Excerpt:
Wakeskating is a water sport and an adaptation of wakeboarding that employs a similar design of board manufactured from maple or fibreglass. Unlike wakeboarding, the rider is not bound to the board in any way, similar to the skateboard, from which the name derives.

== Design ==
Fins are constructed of plastic, fiberglass or aluminum. Shorter fins must be deeper to get the same amount of tracking. A shallower fin does not track as well as a deeper one. But a deeper fin has more drag in the water, and does not release from the water as fast.

Wakeskating shoes are designed with quick drying materials and drainage channels. The drainage channels are a system of holes in the sole and channels through the midsole.
Most wakeskate boards are made with grip tape on the upper side like skateboards. The grip tape is like sandpaper; it helps the rider to stay on the board and provides good traction, and is the main reason why rider wears shoes. Some boards are made with a foam instead of grip-tape, and can be ridden barefoot; the foam is easier on the skin than grip tape in case of a fall.

== History ==
Wakeskating was pioneered by Thomas Horrell in the United States. Wakeskating has become urbanized due to the advent of the "winch", a mechanical device with a small horizontal shaft engine that holds a spool of rope and pulls the rope at riding speed.

Wakeskates are characterised by five parameters: size, material, deck shape, deck surface and rocker type.

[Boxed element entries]
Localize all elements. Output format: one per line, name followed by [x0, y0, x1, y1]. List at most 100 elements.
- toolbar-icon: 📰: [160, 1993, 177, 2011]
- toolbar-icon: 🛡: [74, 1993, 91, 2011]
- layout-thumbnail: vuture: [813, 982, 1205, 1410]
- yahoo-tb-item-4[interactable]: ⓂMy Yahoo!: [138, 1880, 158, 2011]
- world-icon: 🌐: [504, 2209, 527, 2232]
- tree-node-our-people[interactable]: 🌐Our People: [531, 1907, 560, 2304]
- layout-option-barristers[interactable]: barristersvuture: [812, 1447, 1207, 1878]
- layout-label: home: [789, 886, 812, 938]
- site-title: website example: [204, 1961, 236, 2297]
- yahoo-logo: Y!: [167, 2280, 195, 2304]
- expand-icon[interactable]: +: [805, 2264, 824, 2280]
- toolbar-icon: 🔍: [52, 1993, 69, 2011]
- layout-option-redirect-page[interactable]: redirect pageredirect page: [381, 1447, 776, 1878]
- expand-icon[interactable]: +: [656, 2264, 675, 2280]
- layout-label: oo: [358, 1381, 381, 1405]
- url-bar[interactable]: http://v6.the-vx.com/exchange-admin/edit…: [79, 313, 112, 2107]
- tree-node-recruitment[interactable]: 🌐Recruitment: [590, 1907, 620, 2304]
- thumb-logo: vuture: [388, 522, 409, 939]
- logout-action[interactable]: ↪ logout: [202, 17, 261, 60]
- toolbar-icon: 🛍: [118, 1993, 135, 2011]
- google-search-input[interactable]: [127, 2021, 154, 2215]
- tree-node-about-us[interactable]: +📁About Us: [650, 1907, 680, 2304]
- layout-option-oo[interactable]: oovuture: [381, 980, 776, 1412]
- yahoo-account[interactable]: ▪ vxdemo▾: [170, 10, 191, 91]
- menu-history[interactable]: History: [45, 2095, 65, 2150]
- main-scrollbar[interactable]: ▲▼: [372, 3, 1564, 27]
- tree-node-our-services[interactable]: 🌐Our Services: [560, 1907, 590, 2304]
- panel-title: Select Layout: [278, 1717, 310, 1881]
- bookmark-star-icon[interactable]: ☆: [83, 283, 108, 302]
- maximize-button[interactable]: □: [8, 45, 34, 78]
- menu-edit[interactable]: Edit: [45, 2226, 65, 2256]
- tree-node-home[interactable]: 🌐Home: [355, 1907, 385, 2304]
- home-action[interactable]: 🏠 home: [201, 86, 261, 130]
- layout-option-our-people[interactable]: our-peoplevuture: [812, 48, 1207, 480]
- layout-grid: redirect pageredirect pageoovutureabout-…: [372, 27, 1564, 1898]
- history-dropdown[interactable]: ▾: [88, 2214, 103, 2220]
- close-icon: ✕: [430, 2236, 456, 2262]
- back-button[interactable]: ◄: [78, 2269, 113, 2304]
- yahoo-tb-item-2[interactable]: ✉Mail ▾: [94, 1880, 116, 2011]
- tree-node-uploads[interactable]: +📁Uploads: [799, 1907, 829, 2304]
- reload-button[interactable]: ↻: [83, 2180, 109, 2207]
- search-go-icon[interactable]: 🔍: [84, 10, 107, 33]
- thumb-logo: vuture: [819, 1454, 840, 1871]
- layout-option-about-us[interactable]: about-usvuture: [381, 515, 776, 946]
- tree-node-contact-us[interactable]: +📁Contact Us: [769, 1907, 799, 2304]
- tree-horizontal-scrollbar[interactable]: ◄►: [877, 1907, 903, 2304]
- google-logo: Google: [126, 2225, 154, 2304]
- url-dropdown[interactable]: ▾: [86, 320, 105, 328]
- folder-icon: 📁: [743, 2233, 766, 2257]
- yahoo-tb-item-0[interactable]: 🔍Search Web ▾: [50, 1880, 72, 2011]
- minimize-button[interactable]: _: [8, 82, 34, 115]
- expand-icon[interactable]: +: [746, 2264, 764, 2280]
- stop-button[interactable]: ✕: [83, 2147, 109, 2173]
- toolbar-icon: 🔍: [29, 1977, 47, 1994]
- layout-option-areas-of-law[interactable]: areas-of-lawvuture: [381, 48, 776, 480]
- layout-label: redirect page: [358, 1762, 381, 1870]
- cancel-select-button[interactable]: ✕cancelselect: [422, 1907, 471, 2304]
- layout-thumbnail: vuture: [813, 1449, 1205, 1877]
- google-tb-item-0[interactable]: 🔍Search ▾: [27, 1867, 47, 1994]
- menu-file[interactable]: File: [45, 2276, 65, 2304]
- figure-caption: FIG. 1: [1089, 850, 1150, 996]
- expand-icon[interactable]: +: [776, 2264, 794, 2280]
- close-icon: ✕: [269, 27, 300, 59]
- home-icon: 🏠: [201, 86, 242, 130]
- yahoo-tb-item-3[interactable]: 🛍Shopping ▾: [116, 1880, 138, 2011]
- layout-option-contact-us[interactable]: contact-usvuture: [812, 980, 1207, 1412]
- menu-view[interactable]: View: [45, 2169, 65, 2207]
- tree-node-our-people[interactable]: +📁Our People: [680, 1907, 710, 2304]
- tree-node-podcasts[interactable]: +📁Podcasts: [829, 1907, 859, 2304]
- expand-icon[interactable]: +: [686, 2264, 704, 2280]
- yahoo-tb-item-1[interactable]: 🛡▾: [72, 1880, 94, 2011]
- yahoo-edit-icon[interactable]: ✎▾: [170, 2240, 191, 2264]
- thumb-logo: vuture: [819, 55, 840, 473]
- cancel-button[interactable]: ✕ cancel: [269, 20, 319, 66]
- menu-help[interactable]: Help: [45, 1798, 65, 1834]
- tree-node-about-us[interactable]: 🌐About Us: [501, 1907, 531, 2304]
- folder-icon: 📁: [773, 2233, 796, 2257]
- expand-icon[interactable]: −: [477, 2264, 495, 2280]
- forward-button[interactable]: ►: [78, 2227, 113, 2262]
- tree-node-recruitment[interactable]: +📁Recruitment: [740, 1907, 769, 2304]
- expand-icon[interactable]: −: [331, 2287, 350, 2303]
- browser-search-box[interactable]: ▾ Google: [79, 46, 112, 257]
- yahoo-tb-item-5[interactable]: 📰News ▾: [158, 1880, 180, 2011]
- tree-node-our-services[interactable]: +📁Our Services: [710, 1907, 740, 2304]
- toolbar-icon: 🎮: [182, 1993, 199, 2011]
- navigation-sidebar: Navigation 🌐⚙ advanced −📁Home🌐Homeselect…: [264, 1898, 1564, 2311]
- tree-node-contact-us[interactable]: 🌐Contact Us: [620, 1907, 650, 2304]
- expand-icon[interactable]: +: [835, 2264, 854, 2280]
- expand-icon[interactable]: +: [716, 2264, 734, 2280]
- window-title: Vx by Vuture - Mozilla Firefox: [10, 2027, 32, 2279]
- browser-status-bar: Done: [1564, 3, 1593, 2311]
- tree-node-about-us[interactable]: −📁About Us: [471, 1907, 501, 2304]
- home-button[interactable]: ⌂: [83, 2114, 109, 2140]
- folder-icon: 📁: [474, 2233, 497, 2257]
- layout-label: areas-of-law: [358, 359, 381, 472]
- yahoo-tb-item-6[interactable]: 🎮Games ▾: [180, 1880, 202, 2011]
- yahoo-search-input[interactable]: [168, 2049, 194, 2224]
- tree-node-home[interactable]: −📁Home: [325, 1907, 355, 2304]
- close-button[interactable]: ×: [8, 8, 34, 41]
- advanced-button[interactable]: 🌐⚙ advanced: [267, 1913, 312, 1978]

Set task 1: Decide whether each statement agrees with the wakeskating excerpt, answering yes or no and quoting the words that decide it. (a) A wakeskater is bound to the board. (b) A deeper fin has more drag in the water than a shallower one. (c) Some boards can be ridden barefoot.
Set task 2: According to the wakeskating excerpt, what materials are fins made of?
Set task 3: Pick up the wakeskating excerpt after its final sentence and keep writing.

Result 1:
(a) No: "Unlike wakeboarding, the rider is not bound to the board in any way"
(b) Yes: "But a deeper fin has more drag in the water"
(c) Yes: "Some boards are made with a foam instead of grip-tape, and can be ridden barefoot"

Result 2: Plastic, fiberglass or aluminum.

Result 3:
==Size==

The appropriate length for a wakeskate depends on the rider's weight. A 39-inch wakeskate is suitable for a 180-pound rider. A wakeskate 41 or more inches long is best for a riders weighing 250 pounds or more. Shorter, lighter wakeskates are easy to maneuver and can be easily flicked, but they are comparatively unstable as the rider lands on the surface of the water. Larger wakeskates with more surface area are more stable.

==Material==

Wakeskate may be made of wood, or a composite material. A wood wakeskate consists of a wooden skate coated with marine-grade epoxy that gives it a finished look and prolongs its life. However, wooden wakeskates do not last as long as composite ones as the wood degrades with constant exposure to water, and do not usually have a manufacturer's warranty.

More expensive composite wakeskates, made of synthetic materials that do not degrade quickly with exposure to water, are more popular especially among professional riders because of their lighter weight and longer life.